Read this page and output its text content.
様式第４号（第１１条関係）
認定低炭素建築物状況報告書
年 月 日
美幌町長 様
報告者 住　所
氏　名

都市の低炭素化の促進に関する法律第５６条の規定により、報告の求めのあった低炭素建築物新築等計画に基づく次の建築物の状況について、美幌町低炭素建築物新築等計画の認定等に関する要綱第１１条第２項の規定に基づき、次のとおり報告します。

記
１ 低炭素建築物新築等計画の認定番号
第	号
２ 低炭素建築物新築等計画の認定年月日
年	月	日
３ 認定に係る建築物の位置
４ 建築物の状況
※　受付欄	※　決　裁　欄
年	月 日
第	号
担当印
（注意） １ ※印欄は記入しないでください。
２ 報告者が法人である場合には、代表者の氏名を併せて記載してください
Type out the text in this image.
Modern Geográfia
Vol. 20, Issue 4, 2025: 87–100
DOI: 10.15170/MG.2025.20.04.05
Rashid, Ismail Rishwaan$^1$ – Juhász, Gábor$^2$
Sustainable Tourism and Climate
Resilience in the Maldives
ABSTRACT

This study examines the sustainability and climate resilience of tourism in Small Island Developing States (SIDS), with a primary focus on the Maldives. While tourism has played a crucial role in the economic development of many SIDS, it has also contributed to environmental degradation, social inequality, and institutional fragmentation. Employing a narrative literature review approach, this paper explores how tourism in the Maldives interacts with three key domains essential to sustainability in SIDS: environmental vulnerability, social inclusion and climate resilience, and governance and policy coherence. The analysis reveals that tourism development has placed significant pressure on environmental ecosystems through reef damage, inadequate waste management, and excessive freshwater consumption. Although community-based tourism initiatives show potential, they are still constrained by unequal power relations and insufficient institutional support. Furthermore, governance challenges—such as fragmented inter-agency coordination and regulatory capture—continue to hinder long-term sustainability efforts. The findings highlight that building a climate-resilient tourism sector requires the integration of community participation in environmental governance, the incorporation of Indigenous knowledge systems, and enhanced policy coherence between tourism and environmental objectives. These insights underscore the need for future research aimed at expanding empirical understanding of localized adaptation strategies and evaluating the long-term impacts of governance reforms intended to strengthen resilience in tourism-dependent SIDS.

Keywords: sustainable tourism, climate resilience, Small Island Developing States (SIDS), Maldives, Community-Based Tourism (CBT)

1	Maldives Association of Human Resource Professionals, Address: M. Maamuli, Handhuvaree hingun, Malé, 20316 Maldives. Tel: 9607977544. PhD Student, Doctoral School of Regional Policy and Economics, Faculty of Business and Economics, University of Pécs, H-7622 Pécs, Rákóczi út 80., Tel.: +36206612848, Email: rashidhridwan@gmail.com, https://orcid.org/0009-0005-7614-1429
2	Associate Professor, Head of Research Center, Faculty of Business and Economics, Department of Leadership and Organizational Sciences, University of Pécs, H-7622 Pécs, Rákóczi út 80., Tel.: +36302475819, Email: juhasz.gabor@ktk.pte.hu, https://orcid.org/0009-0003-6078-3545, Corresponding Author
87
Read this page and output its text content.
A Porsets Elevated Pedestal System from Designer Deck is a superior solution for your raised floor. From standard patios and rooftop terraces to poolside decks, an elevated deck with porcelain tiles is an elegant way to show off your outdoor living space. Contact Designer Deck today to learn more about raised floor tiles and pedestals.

+ + + + +

Given problem:
Please output the entire listing exactly as it stands.

Answer to the problem:
Read this page and output its text content.
様式第４号（第１１条関係）
認定低炭素建築物状況報告書
年 月 日
美幌町長 様
報告者 住　所
氏　名

都市の低炭素化の促進に関する法律第５６条の規定により、報告の求めのあった低炭素建築物新築等計画に基づく次の建築物の状況について、美幌町低炭素建築物新築等計画の認定等に関する要綱第１１条第２項の規定に基づき、次のとおり報告します。

記
１ 低炭素建築物新築等計画の認定番号
第	号
２ 低炭素建築物新築等計画の認定年月日
年	月	日
３ 認定に係る建築物の位置
４ 建築物の状況
※　受付欄	※　決　裁　欄
年	月 日
第	号
担当印
（注意） １ ※印欄は記入しないでください。
２ 報告者が法人である場合には、代表者の氏名を併せて記載してください
Type out the text in this image.
Modern Geográfia
Vol. 20, Issue 4, 2025: 87–100
DOI: 10.15170/MG.2025.20.04.05
Rashid, Ismail Rishwaan$^1$ – Juhász, Gábor$^2$
Sustainable Tourism and Climate
Resilience in the Maldives
ABSTRACT

This study examines the sustainability and climate resilience of tourism in Small Island Developing States (SIDS), with a primary focus on the Maldives. While tourism has played a crucial role in the economic development of many SIDS, it has also contributed to environmental degradation, social inequality, and institutional fragmentation. Employing a narrative literature review approach, this paper explores how tourism in the Maldives interacts with three key domains essential to sustainability in SIDS: environmental vulnerability, social inclusion and climate resilience, and governance and policy coherence. The analysis reveals that tourism development has placed significant pressure on environmental ecosystems through reef damage, inadequate waste management, and excessive freshwater consumption. Although community-based tourism initiatives show potential, they are still constrained by unequal power relations and insufficient institutional support. Furthermore, governance challenges—such as fragmented inter-agency coordination and regulatory capture—continue to hinder long-term sustainability efforts. The findings highlight that building a climate-resilient tourism sector requires the integration of community participation in environmental governance, the incorporation of Indigenous knowledge systems, and enhanced policy coherence between tourism and environmental objectives. These insights underscore the need for future research aimed at expanding empirical understanding of localized adaptation strategies and evaluating the long-term impacts of governance reforms intended to strengthen resilience in tourism-dependent SIDS.

Keywords: sustainable tourism, climate resilience, Small Island Developing States (SIDS), Maldives, Community-Based Tourism (CBT)

1	Maldives Association of Human Resource Professionals, Address: M. Maamuli, Handhuvaree hingun, Malé, 20316 Maldives. Tel: 9607977544. PhD Student, Doctoral School of Regional Policy and Economics, Faculty of Business and Economics, University of Pécs, H-7622 Pécs, Rákóczi út 80., Tel.: +36206612848, Email: rashidhridwan@gmail.com, https://orcid.org/0009-0005-7614-1429
2	Associate Professor, Head of Research Center, Faculty of Business and Economics, Department of Leadership and Organizational Sciences, University of Pécs, H-7622 Pécs, Rákóczi út 80., Tel.: +36302475819, Email: juhasz.gabor@ktk.pte.hu, https://orcid.org/0009-0003-6078-3545, Corresponding Author
87
Read this page and output its text content.
A Porsets Elevated Pedestal System from Designer Deck is a superior solution for your raised floor. From standard patios and rooftop terraces to poolside decks, an elevated deck with porcelain tiles is an elegant way to show off your outdoor living space. Contact Designer Deck today to learn more about raised floor tiles and pedestals.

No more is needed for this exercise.